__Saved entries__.
..........
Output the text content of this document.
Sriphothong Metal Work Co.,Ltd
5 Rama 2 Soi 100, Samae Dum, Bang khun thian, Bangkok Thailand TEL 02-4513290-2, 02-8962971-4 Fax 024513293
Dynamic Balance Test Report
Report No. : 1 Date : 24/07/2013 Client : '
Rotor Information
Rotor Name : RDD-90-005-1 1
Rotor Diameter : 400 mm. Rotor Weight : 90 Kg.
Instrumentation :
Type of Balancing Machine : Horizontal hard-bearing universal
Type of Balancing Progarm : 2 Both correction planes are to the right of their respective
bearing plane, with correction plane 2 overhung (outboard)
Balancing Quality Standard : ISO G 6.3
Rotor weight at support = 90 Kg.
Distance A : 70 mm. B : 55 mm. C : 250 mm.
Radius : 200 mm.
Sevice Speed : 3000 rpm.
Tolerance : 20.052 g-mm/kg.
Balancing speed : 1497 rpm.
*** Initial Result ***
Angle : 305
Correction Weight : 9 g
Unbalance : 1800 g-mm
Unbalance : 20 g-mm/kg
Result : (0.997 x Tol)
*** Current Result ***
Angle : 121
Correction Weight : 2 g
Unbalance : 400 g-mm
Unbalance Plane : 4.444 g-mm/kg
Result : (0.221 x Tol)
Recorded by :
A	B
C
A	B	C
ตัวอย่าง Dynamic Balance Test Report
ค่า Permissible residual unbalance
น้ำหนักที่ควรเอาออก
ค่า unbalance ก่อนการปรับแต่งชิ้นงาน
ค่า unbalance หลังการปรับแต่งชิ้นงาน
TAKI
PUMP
..........
__Stated problem__. Give only the number of lines in the entries above that contain the string "Report".

__Written response__. 3